> [THE REQUEST]
Wherever a line holds the string "options", copy that line.

====== DATA SUPPLIED

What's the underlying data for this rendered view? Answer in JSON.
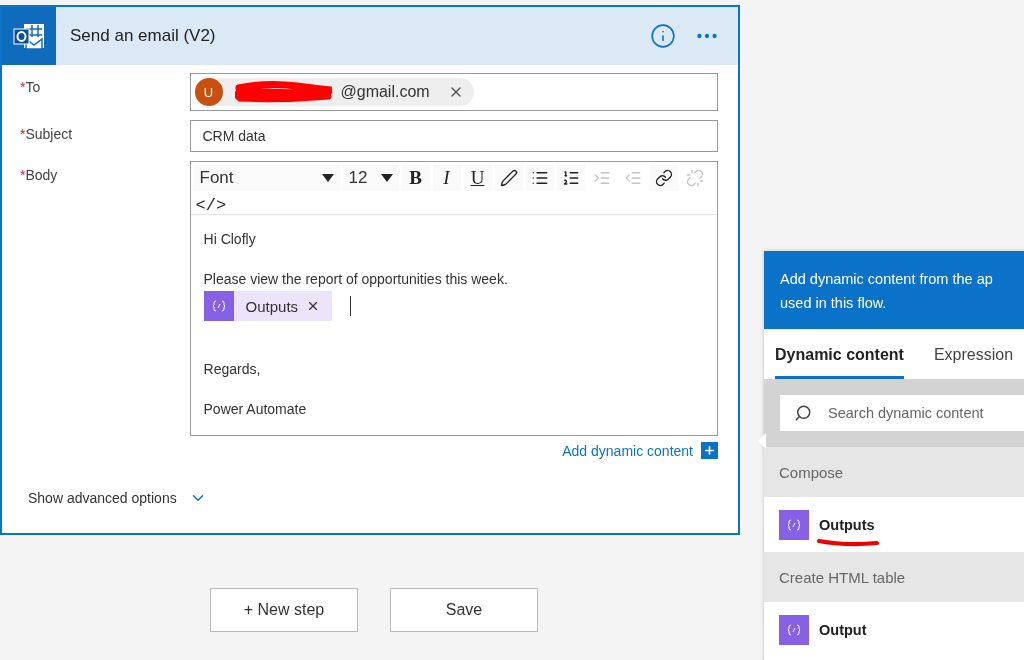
{
  "card": {
    "title": "Send an email (V2)",
    "fields": [
      {
        "kind": "recipient",
        "label": "To",
        "required_mark": "*",
        "avatar": "U",
        "value": "@gmail.com",
        "redacted": true
      },
      {
        "kind": "text",
        "label": "Subject",
        "required_mark": "*",
        "value": "CRM data"
      },
      {
        "kind": "editor",
        "label": "Body",
        "required_mark": "*"
      }
    ],
    "editor": {
      "font": "Font",
      "size": "12",
      "code_view": "</>",
      "tools": [
        {
          "kind": "bold",
          "label": "B",
          "disabled": false
        },
        {
          "kind": "italic",
          "label": "I",
          "disabled": false
        },
        {
          "kind": "underline",
          "label": "U",
          "disabled": false
        },
        {
          "kind": "color",
          "disabled": false
        },
        {
          "kind": "bullets",
          "disabled": false
        },
        {
          "kind": "numbers",
          "disabled": false
        },
        {
          "kind": "indent",
          "disabled": true
        },
        {
          "kind": "outdent",
          "disabled": true
        },
        {
          "kind": "link",
          "disabled": false
        },
        {
          "kind": "unlink",
          "disabled": true
        }
      ],
      "content": [
        {
          "kind": "text",
          "text": "Hi Clofly"
        },
        {
          "kind": "text",
          "text": "Please view the report of opportunities this week."
        },
        {
          "kind": "token",
          "text": "Outputs"
        },
        {
          "kind": "gap"
        },
        {
          "kind": "text",
          "text": "Regards,"
        },
        {
          "kind": "text",
          "text": "Power Automate"
        }
      ]
    },
    "add_dynamic": "Add dynamic content",
    "advanced": "Show advanced options"
  },
  "actions": [
    "+ New step",
    "Save"
  ],
  "panel": {
    "header": "Add dynamic content from the ap\nused in this flow.",
    "tabs": [
      {
        "label": "Dynamic content",
        "selected": true
      },
      {
        "label": "Expression",
        "selected": false
      }
    ],
    "search": {
      "placeholder": "Search dynamic content"
    },
    "groups": [
      {
        "title": "Compose",
        "items": [
          {
            "label": "Outputs",
            "underlined": true
          }
        ]
      },
      {
        "title": "Create HTML table",
        "items": [
          {
            "label": "Output",
            "underlined": false
          }
        ]
      }
    ]
  }
}
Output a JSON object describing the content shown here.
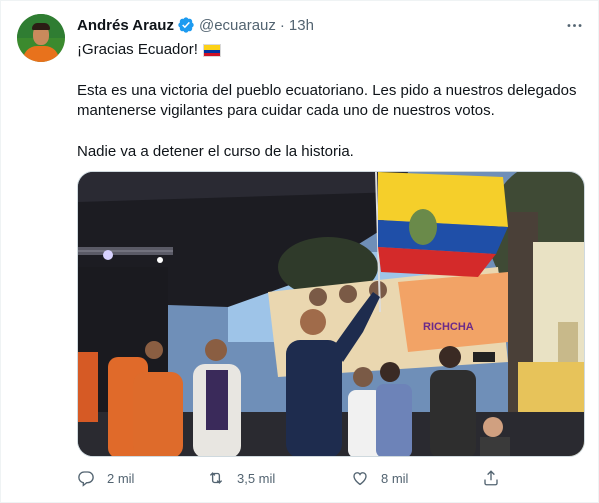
{
  "tweet": {
    "author_name": "Andrés Arauz",
    "author_handle": "@ecuarauz",
    "separator": "·",
    "time": "13h",
    "more_label": "···",
    "line1": "¡Gracias Ecuador!",
    "line2": "Esta es una victoria del pueblo ecuatoriano. Les pido a nuestros delegados mantenerse vigilantes para cuidar cada uno de nuestros votos.",
    "line3": "Nadie va a detener el curso de la historia.",
    "banner_text": "RICHCHA"
  },
  "actions": {
    "reply_count": "2 mil",
    "retweet_count": "3,5 mil",
    "like_count": "8 mil"
  },
  "icons": {
    "verified": "verified-badge-icon",
    "more": "ellipsis-icon",
    "reply": "reply-icon",
    "retweet": "retweet-icon",
    "like": "heart-icon",
    "share": "share-icon",
    "flag": "ecuador-flag-emoji"
  },
  "colors": {
    "text": "#0f1419",
    "secondary": "#536471",
    "verified": "#1d9bf0"
  }
}
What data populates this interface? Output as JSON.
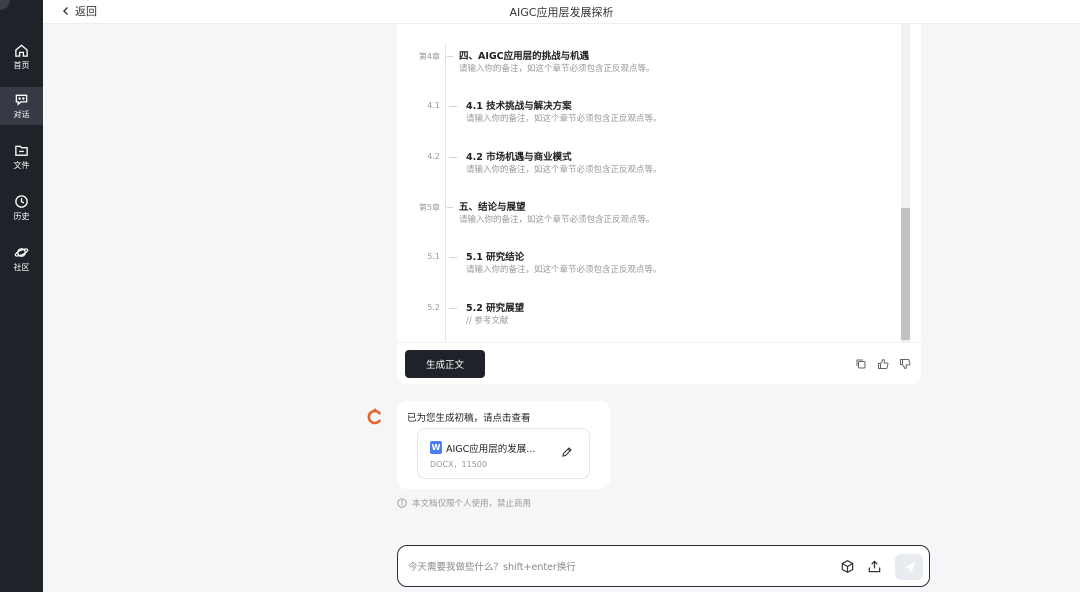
{
  "sidebar": {
    "items": [
      {
        "label": "首页",
        "icon": "home-icon"
      },
      {
        "label": "对话",
        "icon": "chat-icon"
      },
      {
        "label": "文件",
        "icon": "folder-icon"
      },
      {
        "label": "历史",
        "icon": "history-icon"
      },
      {
        "label": "社区",
        "icon": "planet-icon"
      }
    ]
  },
  "header": {
    "back_label": "返回",
    "title": "AIGC应用层发展探析"
  },
  "outline": {
    "sections": [
      {
        "num": "第4章",
        "title": "四、AIGC应用层的挑战与机遇",
        "note": "请输入你的备注，如这个章节必须包含正反观点等。"
      },
      {
        "num": "4.1",
        "title": "4.1 技术挑战与解决方案",
        "note": "请输入你的备注，如这个章节必须包含正反观点等。"
      },
      {
        "num": "4.2",
        "title": "4.2 市场机遇与商业模式",
        "note": "请输入你的备注，如这个章节必须包含正反观点等。"
      },
      {
        "num": "第5章",
        "title": "五、结论与展望",
        "note": "请输入你的备注，如这个章节必须包含正反观点等。"
      },
      {
        "num": "5.1",
        "title": "5.1 研究结论",
        "note": "请输入你的备注，如这个章节必须包含正反观点等。"
      },
      {
        "num": "5.2",
        "title": "5.2 研究展望",
        "note": "// 参考文献"
      }
    ],
    "generate_label": "生成正文"
  },
  "message": {
    "text": "已为您生成初稿，请点击查看",
    "file": {
      "name": "AIGC应用层的发展...",
      "meta": "DOCX，11500"
    },
    "disclaimer": "本文档仅限个人使用，禁止商用"
  },
  "input": {
    "placeholder": "今天需要我做些什么？shift+enter换行"
  },
  "colors": {
    "sidebar_bg": "#1f2229",
    "accent_orange": "#e8642c",
    "doc_blue": "#4e7cf6"
  }
}
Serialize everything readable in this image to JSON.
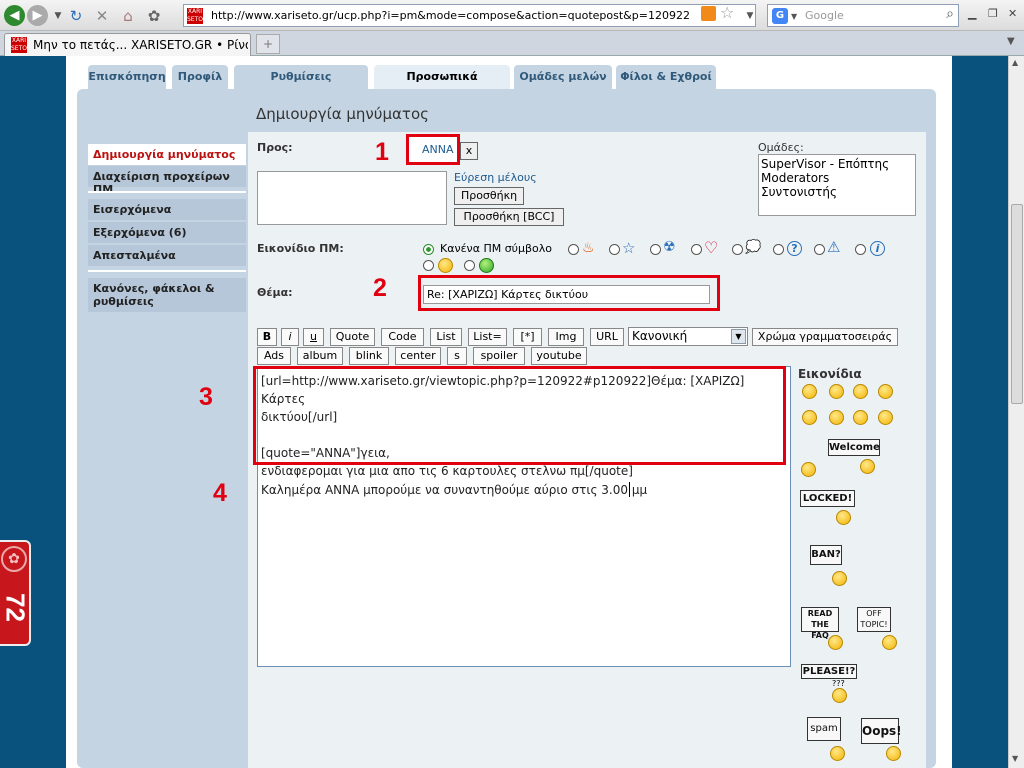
{
  "browser": {
    "url": "http://www.xariseto.gr/ucp.php?i=pm&mode=compose&action=quotepost&p=120922",
    "search_placeholder": "Google",
    "tab_title": "Μην το πετάς... XARISETO.GR • Pίνα...",
    "favicon_text": "XARI SETO",
    "new_tab_label": "+"
  },
  "nav_tabs": [
    "Επισκόπηση",
    "Προφίλ",
    "Ρυθμίσεις κοινότητας",
    "Προσωπικά μηνύματα",
    "Ομάδες μελών",
    "Φίλοι & Εχθροί"
  ],
  "page_title": "Δημιουργία μηνύματος",
  "sidebar": {
    "group1": [
      "Δημιουργία μηνύματος",
      "Διαχείριση προχείρων ΠΜ"
    ],
    "group2": [
      "Εισερχόμενα",
      "Εξερχόμενα (6)",
      "Απεσταλμένα"
    ],
    "group3": "Κανόνες, φάκελοι & ρυθμίσεις"
  },
  "to": {
    "label": "Προς:",
    "recipient": "ANNA",
    "remove": "x",
    "find_member": "Εύρεση μέλους",
    "add": "Προσθήκη",
    "add_bcc": "Προσθήκη [BCC]"
  },
  "groups": {
    "label": "Ομάδες:",
    "options": [
      "SuperVisor - Επόπτης",
      "Moderators",
      "Συντονιστής"
    ]
  },
  "icon": {
    "label": "Εικονίδιο ΠΜ:",
    "none_label": "Κανένα ΠΜ σύμβολο",
    "icons": [
      "fire-icon",
      "star-icon",
      "radiation-icon",
      "heart-icon",
      "speech-bubble-icon",
      "question-icon",
      "warning-icon",
      "info-icon",
      "smile-icon",
      "grin-icon"
    ]
  },
  "subject": {
    "label": "Θέμα:",
    "value": "Re: [ΧΑΡΙΖΩ] Κάρτες δικτύου"
  },
  "toolbar": {
    "row1": [
      "B",
      "i",
      "u",
      "Quote",
      "Code",
      "List",
      "List=",
      "[*]",
      "Img",
      "URL"
    ],
    "font_size": "Κανονική",
    "font_color": "Χρώμα γραμματοσειράς",
    "row2": [
      "Ads",
      "album",
      "blink",
      "center",
      "s",
      "spoiler",
      "youtube"
    ]
  },
  "message": {
    "line1": "[url=http://www.xariseto.gr/viewtopic.php?p=120922#p120922]Θέμα: [ΧΑΡΙΖΩ] Κάρτες",
    "line2": "δικτύου[/url]",
    "line3": "[quote=\"ANNA\"]γεια,",
    "line4": "ενδιαφερομαι για μια απο τις 6 καρτουλες στελνω πμ[/quote]",
    "reply": "Καλημέρα ANNA μπορούμε να συναντηθούμε αύριο στις 3.00 μμ"
  },
  "smilies": {
    "title": "Εικονίδια",
    "signs": [
      "Welcome",
      "LOCKED!",
      "BAN?",
      "READ THE FAQ",
      "OFF TOPIC!",
      "PLEASE!?",
      "???",
      "spam",
      "Oops!"
    ]
  },
  "annotations": [
    "1",
    "2",
    "3",
    "4"
  ],
  "badge": "72",
  "colors": {
    "accent_red": "#e00010",
    "page_bg": "#0a527e",
    "panel": "#c5d4e2",
    "link": "#1b5a8f"
  }
}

============

> [WORKED SOLUTION]
    "advanced": "Show advanced options"
    "options": [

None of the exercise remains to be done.